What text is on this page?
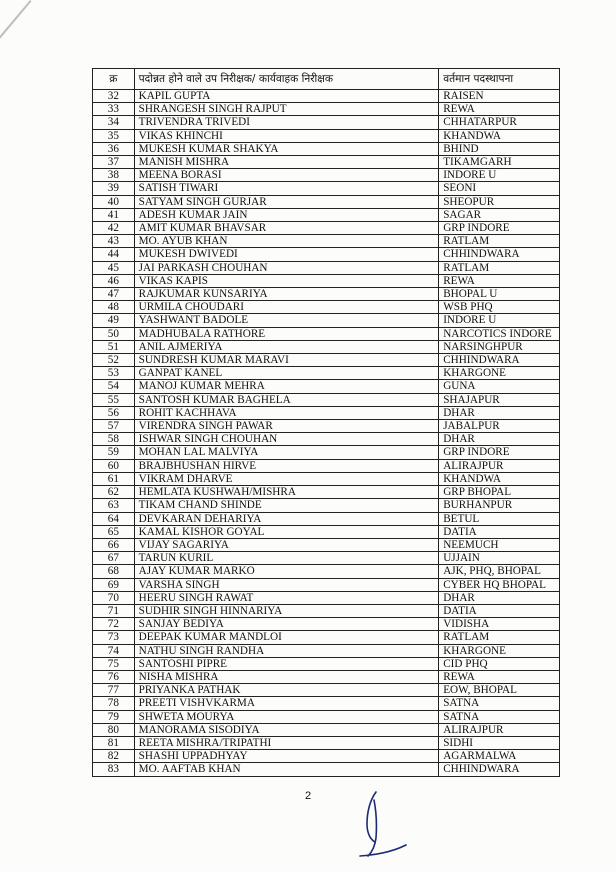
क्र	पदोन्नत होने वाले उप निरीक्षक/ कार्यवाहक निरीक्षक	वर्तमान पदस्थापना
32	KAPIL GUPTA	RAISEN
33	SHRANGESH SINGH RAJPUT	REWA
34	TRIVENDRA TRIVEDI	CHHATARPUR
35	VIKAS KHINCHI	KHANDWA
36	MUKESH KUMAR SHAKYA	BHIND
37	MANISH MISHRA	TIKAMGARH
38	MEENA BORASI	INDORE U
39	SATISH TIWARI	SEONI
40	SATYAM SINGH GURJAR	SHEOPUR
41	ADESH KUMAR JAIN	SAGAR
42	AMIT KUMAR BHAVSAR	GRP INDORE
43	MO. AYUB KHAN	RATLAM
44	MUKESH DWIVEDI	CHHINDWARA
45	JAI PARKASH CHOUHAN	RATLAM
46	VIKAS KAPIS	REWA
47	RAJKUMAR KUNSARIYA	BHOPAL U
48	URMILA CHOUDARI	WSB PHQ
49	YASHWANT BADOLE	INDORE U
50	MADHUBALA RATHORE	NARCOTICS INDORE
51	ANIL AJMERIYA	NARSINGHPUR
52	SUNDRESH KUMAR MARAVI	CHHINDWARA
53	GANPAT KANEL	KHARGONE
54	MANOJ KUMAR MEHRA	GUNA
55	SANTOSH KUMAR BAGHELA	SHAJAPUR
56	ROHIT KACHHAVA	DHAR
57	VIRENDRA SINGH PAWAR	JABALPUR
58	ISHWAR SINGH CHOUHAN	DHAR
59	MOHAN LAL MALVIYA	GRP INDORE
60	BRAJBHUSHAN HIRVE	ALIRAJPUR
61	VIKRAM DHARVE	KHANDWA
62	HEMLATA KUSHWAH/MISHRA	GRP BHOPAL
63	TIKAM CHAND SHINDE	BURHANPUR
64	DEVKARAN DEHARIYA	BETUL
65	KAMAL KISHOR GOYAL	DATIA
66	VIJAY SAGARIYA	NEEMUCH
67	TARUN KURIL	UJJAIN
68	AJAY KUMAR MARKO	AJK, PHQ, BHOPAL
69	VARSHA SINGH	CYBER HQ BHOPAL
70	HEERU SINGH RAWAT	DHAR
71	SUDHIR SINGH HINNARIYA	DATIA
72	SANJAY BEDIYA	VIDISHA
73	DEEPAK KUMAR MANDLOI	RATLAM
74	NATHU SINGH RANDHA	KHARGONE
75	SANTOSHI PIPRE	CID PHQ
76	NISHA MISHRA	REWA
77	PRIYANKA PATHAK	EOW, BHOPAL
78	PREETI VISHVKARMA	SATNA
79	SHWETA MOURYA	SATNA
80	MANORAMA SISODIYA	ALIRAJPUR
81	REETA MISHRA/TRIPATHI	SIDHI
82	SHASHI UPPADHYAY	AGARMALWA
83	MO. AAFTAB KHAN	CHHINDWARA
2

- **PROBLEM DESCRIPTION**: The data above needs to be retyped exactly, with the images left out.

- **SOLUTION TO THE PROBLEM**:
What text is on this page?
क्र	पदोन्नत होने वाले उप निरीक्षक/ कार्यवाहक निरीक्षक	वर्तमान पदस्थापना
32	KAPIL GUPTA	RAISEN
33	SHRANGESH SINGH RAJPUT	REWA
34	TRIVENDRA TRIVEDI	CHHATARPUR
35	VIKAS KHINCHI	KHANDWA
36	MUKESH KUMAR SHAKYA	BHIND
37	MANISH MISHRA	TIKAMGARH
38	MEENA BORASI	INDORE U
39	SATISH TIWARI	SEONI
40	SATYAM SINGH GURJAR	SHEOPUR
41	ADESH KUMAR JAIN	SAGAR
42	AMIT KUMAR BHAVSAR	GRP INDORE
43	MO. AYUB KHAN	RATLAM
44	MUKESH DWIVEDI	CHHINDWARA
45	JAI PARKASH CHOUHAN	RATLAM
46	VIKAS KAPIS	REWA
47	RAJKUMAR KUNSARIYA	BHOPAL U
48	URMILA CHOUDARI	WSB PHQ
49	YASHWANT BADOLE	INDORE U
50	MADHUBALA RATHORE	NARCOTICS INDORE
51	ANIL AJMERIYA	NARSINGHPUR
52	SUNDRESH KUMAR MARAVI	CHHINDWARA
53	GANPAT KANEL	KHARGONE
54	MANOJ KUMAR MEHRA	GUNA
55	SANTOSH KUMAR BAGHELA	SHAJAPUR
56	ROHIT KACHHAVA	DHAR
57	VIRENDRA SINGH PAWAR	JABALPUR
58	ISHWAR SINGH CHOUHAN	DHAR
59	MOHAN LAL MALVIYA	GRP INDORE
60	BRAJBHUSHAN HIRVE	ALIRAJPUR
61	VIKRAM DHARVE	KHANDWA
62	HEMLATA KUSHWAH/MISHRA	GRP BHOPAL
63	TIKAM CHAND SHINDE	BURHANPUR
64	DEVKARAN DEHARIYA	BETUL
65	KAMAL KISHOR GOYAL	DATIA
66	VIJAY SAGARIYA	NEEMUCH
67	TARUN KURIL	UJJAIN
68	AJAY KUMAR MARKO	AJK, PHQ, BHOPAL
69	VARSHA SINGH	CYBER HQ BHOPAL
70	HEERU SINGH RAWAT	DHAR
71	SUDHIR SINGH HINNARIYA	DATIA
72	SANJAY BEDIYA	VIDISHA
73	DEEPAK KUMAR MANDLOI	RATLAM
74	NATHU SINGH RANDHA	KHARGONE
75	SANTOSHI PIPRE	CID PHQ
76	NISHA MISHRA	REWA
77	PRIYANKA PATHAK	EOW, BHOPAL
78	PREETI VISHVKARMA	SATNA
79	SHWETA MOURYA	SATNA
80	MANORAMA SISODIYA	ALIRAJPUR
81	REETA MISHRA/TRIPATHI	SIDHI
82	SHASHI UPPADHYAY	AGARMALWA
83	MO. AAFTAB KHAN	CHHINDWARA
2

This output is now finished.